===== AVAILABLE RECORDS

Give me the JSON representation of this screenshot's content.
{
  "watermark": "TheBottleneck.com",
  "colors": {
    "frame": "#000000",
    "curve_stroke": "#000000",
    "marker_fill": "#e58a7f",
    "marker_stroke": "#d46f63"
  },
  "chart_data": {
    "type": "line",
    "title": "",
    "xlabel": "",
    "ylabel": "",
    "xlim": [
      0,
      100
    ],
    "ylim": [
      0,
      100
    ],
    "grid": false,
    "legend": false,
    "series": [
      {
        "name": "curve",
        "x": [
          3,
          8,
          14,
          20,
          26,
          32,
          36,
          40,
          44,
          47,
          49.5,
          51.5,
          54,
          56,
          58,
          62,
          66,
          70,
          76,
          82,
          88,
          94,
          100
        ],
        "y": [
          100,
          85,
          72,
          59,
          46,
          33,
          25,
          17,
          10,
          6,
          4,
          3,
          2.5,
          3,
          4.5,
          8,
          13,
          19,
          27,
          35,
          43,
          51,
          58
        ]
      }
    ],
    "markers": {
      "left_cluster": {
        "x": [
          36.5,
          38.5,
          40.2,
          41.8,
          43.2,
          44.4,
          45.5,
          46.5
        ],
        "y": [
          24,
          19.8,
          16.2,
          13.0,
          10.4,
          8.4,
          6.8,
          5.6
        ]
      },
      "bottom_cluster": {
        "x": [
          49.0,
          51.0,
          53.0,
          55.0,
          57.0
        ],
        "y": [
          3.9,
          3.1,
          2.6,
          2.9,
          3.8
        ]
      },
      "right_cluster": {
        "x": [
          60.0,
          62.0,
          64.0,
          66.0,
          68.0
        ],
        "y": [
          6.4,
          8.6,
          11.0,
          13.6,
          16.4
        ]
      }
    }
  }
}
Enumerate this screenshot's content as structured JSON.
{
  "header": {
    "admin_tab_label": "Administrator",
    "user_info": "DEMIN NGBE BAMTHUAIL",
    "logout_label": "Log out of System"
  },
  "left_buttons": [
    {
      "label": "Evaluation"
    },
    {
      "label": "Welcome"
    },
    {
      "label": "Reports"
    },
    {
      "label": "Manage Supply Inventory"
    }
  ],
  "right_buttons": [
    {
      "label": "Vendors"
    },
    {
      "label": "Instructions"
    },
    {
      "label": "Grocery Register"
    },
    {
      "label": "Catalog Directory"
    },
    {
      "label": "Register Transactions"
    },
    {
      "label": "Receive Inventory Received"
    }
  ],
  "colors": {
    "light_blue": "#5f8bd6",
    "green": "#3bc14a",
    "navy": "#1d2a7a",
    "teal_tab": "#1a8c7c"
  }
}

==========

Go through the material above and copy each line that has the word "Register".

      "label": "Grocery Register"
      "label": "Register Transactions"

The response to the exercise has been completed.